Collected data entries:

__________

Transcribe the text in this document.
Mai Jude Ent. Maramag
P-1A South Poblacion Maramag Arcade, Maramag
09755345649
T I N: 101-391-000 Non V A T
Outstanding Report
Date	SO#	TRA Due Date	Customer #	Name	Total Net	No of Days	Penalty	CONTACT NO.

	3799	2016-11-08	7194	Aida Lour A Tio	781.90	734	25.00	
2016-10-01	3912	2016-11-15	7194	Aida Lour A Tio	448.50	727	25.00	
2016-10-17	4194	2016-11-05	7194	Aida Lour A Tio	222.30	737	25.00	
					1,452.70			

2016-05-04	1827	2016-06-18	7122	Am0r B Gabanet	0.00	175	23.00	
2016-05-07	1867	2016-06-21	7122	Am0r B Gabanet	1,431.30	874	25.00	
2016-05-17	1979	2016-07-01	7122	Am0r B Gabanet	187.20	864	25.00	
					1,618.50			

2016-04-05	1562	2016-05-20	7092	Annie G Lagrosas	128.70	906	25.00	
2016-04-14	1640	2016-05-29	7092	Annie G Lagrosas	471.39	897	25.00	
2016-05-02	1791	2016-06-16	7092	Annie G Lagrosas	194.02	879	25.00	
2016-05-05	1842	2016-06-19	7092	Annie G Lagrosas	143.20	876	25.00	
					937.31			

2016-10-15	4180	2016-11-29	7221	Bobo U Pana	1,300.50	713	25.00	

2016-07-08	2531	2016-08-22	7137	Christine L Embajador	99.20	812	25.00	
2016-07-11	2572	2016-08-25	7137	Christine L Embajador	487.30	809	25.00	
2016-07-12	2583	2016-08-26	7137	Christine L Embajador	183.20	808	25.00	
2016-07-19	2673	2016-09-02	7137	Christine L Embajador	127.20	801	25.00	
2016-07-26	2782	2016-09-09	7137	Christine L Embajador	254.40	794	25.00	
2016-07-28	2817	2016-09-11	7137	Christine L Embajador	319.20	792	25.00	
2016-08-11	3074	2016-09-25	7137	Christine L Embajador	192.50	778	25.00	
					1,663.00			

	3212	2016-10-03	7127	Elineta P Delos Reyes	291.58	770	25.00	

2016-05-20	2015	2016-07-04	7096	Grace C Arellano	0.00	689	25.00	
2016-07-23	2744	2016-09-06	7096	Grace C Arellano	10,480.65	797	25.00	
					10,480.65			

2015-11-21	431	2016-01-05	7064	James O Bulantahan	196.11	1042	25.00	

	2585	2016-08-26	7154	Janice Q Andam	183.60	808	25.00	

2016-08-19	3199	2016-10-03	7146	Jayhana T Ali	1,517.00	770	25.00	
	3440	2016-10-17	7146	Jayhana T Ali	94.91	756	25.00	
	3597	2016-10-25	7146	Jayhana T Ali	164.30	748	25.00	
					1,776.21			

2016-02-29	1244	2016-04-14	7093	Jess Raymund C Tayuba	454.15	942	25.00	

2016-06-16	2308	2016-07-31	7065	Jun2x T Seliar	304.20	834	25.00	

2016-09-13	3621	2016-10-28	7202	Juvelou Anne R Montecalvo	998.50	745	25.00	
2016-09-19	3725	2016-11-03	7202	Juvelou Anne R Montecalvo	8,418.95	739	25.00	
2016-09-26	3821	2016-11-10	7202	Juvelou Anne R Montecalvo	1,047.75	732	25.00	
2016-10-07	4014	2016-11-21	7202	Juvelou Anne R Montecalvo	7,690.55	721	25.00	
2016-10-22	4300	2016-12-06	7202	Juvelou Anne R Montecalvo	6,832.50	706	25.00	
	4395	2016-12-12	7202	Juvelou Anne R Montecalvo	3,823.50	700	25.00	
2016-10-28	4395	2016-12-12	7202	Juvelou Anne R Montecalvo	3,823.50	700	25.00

__________

◆ **GIVEN REQUEST**: Nothing may be left out: return each entry exactly as it reads.

◆ **EXPECTED ANSWER**:
Transcribe the text in this document.
Mai Jude Ent. Maramag
P-1A South Poblacion Maramag Arcade, Maramag
09755345649
T I N: 101-391-000 Non V A T
Outstanding Report
Date	SO#	TRA Due Date	Customer #	Name	Total Net	No of Days	Penalty	CONTACT NO.

	3799	2016-11-08	7194	Aida Lour A Tio	781.90	734	25.00	
2016-10-01	3912	2016-11-15	7194	Aida Lour A Tio	448.50	727	25.00	
2016-10-17	4194	2016-11-05	7194	Aida Lour A Tio	222.30	737	25.00	
					1,452.70			

2016-05-04	1827	2016-06-18	7122	Am0r B Gabanet	0.00	175	23.00	
2016-05-07	1867	2016-06-21	7122	Am0r B Gabanet	1,431.30	874	25.00	
2016-05-17	1979	2016-07-01	7122	Am0r B Gabanet	187.20	864	25.00	
					1,618.50			

2016-04-05	1562	2016-05-20	7092	Annie G Lagrosas	128.70	906	25.00	
2016-04-14	1640	2016-05-29	7092	Annie G Lagrosas	471.39	897	25.00	
2016-05-02	1791	2016-06-16	7092	Annie G Lagrosas	194.02	879	25.00	
2016-05-05	1842	2016-06-19	7092	Annie G Lagrosas	143.20	876	25.00	
					937.31			

2016-10-15	4180	2016-11-29	7221	Bobo U Pana	1,300.50	713	25.00	

2016-07-08	2531	2016-08-22	7137	Christine L Embajador	99.20	812	25.00	
2016-07-11	2572	2016-08-25	7137	Christine L Embajador	487.30	809	25.00	
2016-07-12	2583	2016-08-26	7137	Christine L Embajador	183.20	808	25.00	
2016-07-19	2673	2016-09-02	7137	Christine L Embajador	127.20	801	25.00	
2016-07-26	2782	2016-09-09	7137	Christine L Embajador	254.40	794	25.00	
2016-07-28	2817	2016-09-11	7137	Christine L Embajador	319.20	792	25.00	
2016-08-11	3074	2016-09-25	7137	Christine L Embajador	192.50	778	25.00	
					1,663.00			

	3212	2016-10-03	7127	Elineta P Delos Reyes	291.58	770	25.00	

2016-05-20	2015	2016-07-04	7096	Grace C Arellano	0.00	689	25.00	
2016-07-23	2744	2016-09-06	7096	Grace C Arellano	10,480.65	797	25.00	
					10,480.65			

2015-11-21	431	2016-01-05	7064	James O Bulantahan	196.11	1042	25.00	

	2585	2016-08-26	7154	Janice Q Andam	183.60	808	25.00	

2016-08-19	3199	2016-10-03	7146	Jayhana T Ali	1,517.00	770	25.00	
	3440	2016-10-17	7146	Jayhana T Ali	94.91	756	25.00	
	3597	2016-10-25	7146	Jayhana T Ali	164.30	748	25.00	
					1,776.21			

2016-02-29	1244	2016-04-14	7093	Jess Raymund C Tayuba	454.15	942	25.00	

2016-06-16	2308	2016-07-31	7065	Jun2x T Seliar	304.20	834	25.00	

2016-09-13	3621	2016-10-28	7202	Juvelou Anne R Montecalvo	998.50	745	25.00	
2016-09-19	3725	2016-11-03	7202	Juvelou Anne R Montecalvo	8,418.95	739	25.00	
2016-09-26	3821	2016-11-10	7202	Juvelou Anne R Montecalvo	1,047.75	732	25.00	
2016-10-07	4014	2016-11-21	7202	Juvelou Anne R Montecalvo	7,690.55	721	25.00	
2016-10-22	4300	2016-12-06	7202	Juvelou Anne R Montecalvo	6,832.50	706	25.00	
	4395	2016-12-12	7202	Juvelou Anne R Montecalvo	3,823.50	700	25.00	
2016-10-28	4395	2016-12-12	7202	Juvelou Anne R Montecalvo	3,823.50	700	25.00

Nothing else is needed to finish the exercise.